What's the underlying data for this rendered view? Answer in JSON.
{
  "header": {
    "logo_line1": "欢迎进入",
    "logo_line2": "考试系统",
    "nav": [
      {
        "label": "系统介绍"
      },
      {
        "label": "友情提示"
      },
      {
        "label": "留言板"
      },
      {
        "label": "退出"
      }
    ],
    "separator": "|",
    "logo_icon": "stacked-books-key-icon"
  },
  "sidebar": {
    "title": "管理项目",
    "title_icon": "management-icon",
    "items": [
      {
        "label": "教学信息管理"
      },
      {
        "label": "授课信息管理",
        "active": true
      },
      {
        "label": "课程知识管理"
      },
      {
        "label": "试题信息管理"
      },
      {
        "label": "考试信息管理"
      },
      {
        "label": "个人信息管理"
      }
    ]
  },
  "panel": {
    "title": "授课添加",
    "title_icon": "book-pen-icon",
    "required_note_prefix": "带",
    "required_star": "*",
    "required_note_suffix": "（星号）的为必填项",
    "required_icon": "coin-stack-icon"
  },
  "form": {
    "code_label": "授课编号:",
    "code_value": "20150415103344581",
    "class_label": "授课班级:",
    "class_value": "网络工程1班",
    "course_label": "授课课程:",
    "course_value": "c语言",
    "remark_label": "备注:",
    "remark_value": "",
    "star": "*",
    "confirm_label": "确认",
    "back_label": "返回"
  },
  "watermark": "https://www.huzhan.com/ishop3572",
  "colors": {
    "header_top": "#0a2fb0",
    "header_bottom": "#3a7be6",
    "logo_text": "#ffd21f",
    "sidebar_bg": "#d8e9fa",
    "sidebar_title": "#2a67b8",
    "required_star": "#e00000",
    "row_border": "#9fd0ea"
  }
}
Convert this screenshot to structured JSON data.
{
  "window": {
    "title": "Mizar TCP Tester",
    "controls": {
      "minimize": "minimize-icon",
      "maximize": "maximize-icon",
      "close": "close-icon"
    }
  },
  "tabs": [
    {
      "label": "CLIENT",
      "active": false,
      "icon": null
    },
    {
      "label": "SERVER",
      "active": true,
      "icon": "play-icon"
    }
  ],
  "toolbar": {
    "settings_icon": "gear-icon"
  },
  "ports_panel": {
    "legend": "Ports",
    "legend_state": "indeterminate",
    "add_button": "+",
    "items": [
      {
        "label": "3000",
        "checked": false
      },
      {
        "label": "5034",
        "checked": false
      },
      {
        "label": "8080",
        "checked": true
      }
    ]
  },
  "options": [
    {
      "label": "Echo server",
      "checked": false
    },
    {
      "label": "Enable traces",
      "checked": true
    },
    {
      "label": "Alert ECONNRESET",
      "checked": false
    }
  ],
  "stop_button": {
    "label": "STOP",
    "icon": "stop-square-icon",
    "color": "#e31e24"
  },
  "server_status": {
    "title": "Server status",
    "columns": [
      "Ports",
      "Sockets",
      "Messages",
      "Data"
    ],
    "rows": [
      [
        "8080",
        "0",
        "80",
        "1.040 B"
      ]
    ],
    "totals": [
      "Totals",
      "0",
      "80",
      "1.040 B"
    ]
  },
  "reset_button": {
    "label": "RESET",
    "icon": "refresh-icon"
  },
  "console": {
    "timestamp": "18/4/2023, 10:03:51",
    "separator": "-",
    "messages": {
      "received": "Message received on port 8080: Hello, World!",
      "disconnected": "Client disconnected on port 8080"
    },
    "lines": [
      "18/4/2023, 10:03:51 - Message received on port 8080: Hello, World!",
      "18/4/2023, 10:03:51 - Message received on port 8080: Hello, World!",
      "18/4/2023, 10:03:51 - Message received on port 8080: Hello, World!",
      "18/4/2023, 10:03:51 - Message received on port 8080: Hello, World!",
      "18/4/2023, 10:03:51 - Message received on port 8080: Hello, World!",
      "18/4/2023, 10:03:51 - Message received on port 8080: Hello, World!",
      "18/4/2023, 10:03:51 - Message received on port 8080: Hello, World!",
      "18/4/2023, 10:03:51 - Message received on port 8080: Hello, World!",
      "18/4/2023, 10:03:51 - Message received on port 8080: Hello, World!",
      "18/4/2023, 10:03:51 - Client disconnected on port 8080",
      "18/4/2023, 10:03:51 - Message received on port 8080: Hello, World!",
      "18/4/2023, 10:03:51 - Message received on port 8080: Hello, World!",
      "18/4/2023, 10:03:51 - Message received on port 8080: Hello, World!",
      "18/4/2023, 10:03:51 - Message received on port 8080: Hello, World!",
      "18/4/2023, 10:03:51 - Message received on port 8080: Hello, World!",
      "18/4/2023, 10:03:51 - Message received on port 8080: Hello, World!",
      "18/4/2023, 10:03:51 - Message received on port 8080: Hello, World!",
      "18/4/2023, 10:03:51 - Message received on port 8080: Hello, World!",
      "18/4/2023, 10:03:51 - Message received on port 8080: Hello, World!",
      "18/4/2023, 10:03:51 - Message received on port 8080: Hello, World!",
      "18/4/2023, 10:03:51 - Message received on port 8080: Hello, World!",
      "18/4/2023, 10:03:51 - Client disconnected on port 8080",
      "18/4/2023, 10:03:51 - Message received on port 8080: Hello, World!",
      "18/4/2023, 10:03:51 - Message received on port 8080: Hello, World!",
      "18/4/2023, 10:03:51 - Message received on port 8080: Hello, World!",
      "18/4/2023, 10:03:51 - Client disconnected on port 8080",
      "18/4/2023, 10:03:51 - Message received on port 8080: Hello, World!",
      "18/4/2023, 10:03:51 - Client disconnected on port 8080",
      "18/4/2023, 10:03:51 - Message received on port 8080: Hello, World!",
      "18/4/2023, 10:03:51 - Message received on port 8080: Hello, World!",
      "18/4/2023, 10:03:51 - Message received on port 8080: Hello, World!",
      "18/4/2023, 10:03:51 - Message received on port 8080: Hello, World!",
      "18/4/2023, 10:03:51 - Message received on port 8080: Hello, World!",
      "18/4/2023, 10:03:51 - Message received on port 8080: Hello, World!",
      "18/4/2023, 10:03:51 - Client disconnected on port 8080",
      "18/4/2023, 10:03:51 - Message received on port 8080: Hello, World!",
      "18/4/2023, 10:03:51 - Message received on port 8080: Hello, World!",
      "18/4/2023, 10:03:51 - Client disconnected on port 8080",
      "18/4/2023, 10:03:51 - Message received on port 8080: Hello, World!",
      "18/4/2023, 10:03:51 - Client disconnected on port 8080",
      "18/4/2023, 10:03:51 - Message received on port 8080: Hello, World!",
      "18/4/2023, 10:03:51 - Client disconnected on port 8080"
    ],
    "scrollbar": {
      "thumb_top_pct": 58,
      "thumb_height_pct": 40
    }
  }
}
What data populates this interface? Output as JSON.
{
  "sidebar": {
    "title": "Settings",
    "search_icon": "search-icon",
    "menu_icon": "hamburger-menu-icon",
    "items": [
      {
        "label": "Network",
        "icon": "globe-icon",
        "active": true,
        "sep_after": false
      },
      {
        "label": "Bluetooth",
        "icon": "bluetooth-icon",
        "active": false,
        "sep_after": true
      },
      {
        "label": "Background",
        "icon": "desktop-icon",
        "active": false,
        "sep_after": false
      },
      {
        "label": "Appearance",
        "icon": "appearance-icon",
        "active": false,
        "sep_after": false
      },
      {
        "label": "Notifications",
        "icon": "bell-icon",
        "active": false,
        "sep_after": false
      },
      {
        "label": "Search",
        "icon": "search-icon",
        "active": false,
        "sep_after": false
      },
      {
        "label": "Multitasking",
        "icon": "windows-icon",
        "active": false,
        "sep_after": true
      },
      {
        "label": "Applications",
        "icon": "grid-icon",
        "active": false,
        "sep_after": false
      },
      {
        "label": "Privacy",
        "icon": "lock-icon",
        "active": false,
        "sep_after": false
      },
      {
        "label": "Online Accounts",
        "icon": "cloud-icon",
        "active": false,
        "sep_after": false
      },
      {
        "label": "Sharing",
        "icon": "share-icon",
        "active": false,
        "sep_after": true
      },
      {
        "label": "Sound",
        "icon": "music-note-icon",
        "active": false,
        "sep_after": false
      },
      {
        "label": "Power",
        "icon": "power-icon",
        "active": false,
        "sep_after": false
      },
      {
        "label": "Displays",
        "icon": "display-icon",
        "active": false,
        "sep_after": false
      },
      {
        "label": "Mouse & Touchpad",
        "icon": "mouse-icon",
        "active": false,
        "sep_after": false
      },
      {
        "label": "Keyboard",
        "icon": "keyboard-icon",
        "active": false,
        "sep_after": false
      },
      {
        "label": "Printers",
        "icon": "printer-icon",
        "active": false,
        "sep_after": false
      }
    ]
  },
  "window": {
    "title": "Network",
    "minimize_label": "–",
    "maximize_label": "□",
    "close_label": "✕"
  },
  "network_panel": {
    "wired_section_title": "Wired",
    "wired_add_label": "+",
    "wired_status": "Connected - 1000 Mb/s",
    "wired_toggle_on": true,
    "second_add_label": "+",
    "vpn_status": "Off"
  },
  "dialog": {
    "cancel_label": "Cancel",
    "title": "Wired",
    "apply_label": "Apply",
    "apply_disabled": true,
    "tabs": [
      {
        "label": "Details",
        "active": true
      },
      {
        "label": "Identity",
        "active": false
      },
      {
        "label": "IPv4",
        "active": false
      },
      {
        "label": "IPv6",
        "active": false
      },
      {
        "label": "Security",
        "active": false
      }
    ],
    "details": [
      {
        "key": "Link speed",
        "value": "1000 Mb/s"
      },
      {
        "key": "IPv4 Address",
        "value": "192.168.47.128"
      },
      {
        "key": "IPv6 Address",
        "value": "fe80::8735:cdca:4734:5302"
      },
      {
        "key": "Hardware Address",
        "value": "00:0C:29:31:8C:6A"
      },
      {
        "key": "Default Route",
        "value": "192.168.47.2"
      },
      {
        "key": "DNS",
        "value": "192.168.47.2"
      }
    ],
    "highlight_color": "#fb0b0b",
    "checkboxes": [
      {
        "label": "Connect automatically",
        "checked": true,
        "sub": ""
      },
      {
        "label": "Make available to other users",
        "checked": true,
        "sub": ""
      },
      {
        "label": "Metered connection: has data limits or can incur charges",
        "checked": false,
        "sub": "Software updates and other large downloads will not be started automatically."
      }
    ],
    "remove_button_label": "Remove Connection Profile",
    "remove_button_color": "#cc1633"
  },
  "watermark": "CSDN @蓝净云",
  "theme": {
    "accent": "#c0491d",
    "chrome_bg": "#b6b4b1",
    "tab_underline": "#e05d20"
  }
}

········

Copy out every line in the listing where the word "Address" appears.

RESPONSE TO THIS EXERCISE
        "key": "IPv4 Address",
        "key": "IPv6 Address",
        "key": "Hardware Address",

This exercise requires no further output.